Items listed in a dataset
Begin

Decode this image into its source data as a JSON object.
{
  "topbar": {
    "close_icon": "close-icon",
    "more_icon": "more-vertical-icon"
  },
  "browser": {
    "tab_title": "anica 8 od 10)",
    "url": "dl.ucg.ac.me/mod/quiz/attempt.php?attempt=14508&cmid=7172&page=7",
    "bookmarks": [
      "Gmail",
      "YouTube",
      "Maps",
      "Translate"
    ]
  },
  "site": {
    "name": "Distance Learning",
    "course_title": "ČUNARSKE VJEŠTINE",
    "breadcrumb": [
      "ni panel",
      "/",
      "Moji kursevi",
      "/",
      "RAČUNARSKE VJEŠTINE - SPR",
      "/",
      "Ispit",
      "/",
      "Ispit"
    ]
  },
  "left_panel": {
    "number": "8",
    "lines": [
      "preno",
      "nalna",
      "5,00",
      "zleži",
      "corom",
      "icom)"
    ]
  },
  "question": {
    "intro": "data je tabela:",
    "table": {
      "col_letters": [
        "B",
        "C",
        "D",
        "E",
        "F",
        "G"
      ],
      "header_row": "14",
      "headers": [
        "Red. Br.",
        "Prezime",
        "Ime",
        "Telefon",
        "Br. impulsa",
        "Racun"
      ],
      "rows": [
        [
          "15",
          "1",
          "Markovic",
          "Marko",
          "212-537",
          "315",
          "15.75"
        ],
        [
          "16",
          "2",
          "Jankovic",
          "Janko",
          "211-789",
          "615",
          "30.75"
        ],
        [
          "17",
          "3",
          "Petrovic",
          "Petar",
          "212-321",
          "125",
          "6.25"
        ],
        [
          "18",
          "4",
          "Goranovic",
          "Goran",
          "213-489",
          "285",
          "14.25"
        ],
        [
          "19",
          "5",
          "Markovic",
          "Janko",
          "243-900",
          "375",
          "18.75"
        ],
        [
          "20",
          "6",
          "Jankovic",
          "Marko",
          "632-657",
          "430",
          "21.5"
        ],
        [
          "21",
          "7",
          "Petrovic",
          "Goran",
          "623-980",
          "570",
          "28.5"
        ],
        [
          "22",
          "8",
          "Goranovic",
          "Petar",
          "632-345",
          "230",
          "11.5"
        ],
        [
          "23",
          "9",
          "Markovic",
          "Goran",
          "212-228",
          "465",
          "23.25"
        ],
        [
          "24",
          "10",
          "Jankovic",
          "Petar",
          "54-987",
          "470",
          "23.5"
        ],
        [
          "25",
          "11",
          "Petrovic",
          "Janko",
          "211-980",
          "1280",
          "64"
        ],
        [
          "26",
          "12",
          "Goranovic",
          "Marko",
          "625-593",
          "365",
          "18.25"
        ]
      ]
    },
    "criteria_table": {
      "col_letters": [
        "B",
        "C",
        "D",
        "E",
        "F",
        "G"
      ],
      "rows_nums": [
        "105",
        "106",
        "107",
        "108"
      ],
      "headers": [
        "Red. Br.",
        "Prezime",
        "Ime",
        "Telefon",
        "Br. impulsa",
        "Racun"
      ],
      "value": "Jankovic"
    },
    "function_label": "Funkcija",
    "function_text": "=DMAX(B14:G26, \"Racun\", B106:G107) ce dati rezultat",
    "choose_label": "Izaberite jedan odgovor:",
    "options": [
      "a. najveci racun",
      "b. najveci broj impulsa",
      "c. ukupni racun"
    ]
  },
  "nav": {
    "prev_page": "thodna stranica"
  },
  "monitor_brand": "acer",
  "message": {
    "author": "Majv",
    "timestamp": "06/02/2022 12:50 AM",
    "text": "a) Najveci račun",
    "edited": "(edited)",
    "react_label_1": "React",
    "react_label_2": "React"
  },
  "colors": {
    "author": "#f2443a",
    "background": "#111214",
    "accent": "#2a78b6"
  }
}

End
Begin

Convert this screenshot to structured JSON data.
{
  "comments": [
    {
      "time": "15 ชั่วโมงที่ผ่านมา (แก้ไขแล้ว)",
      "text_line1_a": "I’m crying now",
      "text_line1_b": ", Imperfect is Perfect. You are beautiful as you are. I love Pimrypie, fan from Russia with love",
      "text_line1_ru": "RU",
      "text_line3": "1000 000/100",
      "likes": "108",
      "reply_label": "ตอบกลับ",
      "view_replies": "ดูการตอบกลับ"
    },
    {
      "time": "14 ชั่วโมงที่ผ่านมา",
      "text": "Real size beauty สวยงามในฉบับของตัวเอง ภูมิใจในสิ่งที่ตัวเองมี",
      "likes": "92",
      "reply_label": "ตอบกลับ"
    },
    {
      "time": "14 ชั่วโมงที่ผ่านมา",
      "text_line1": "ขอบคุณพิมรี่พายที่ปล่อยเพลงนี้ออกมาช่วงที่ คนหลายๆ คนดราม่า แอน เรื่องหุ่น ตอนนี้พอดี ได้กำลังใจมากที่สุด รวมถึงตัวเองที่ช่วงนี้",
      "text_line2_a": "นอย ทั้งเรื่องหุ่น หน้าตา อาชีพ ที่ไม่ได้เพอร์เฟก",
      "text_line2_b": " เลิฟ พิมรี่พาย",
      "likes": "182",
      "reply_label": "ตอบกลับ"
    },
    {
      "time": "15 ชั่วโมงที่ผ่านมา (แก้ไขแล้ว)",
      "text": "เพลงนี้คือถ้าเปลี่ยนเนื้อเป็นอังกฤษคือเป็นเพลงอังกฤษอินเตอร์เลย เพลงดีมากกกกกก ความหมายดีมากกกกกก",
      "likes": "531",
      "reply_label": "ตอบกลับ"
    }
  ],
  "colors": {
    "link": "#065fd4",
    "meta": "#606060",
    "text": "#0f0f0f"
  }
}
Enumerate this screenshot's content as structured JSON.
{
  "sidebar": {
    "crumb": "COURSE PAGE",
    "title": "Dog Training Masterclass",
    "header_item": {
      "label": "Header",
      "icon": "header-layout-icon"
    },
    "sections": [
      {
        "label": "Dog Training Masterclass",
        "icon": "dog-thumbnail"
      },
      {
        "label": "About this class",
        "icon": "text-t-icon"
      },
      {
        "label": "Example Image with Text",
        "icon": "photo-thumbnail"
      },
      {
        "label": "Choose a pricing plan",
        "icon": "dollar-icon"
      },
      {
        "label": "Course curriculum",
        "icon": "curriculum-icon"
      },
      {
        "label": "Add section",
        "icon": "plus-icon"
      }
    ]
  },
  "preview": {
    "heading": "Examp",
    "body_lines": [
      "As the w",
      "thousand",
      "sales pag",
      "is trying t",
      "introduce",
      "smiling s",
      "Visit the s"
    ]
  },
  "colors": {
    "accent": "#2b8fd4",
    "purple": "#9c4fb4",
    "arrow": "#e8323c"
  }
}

End

> **WHAT NEEDS TO BE DONE**: Out of the preceding entries, pull every line containing the string "screenshot".

> **RESULT FOR THIS TASK**:
Convert this screenshot to structured JSON data.
Enumerate this screenshot's content as structured JSON.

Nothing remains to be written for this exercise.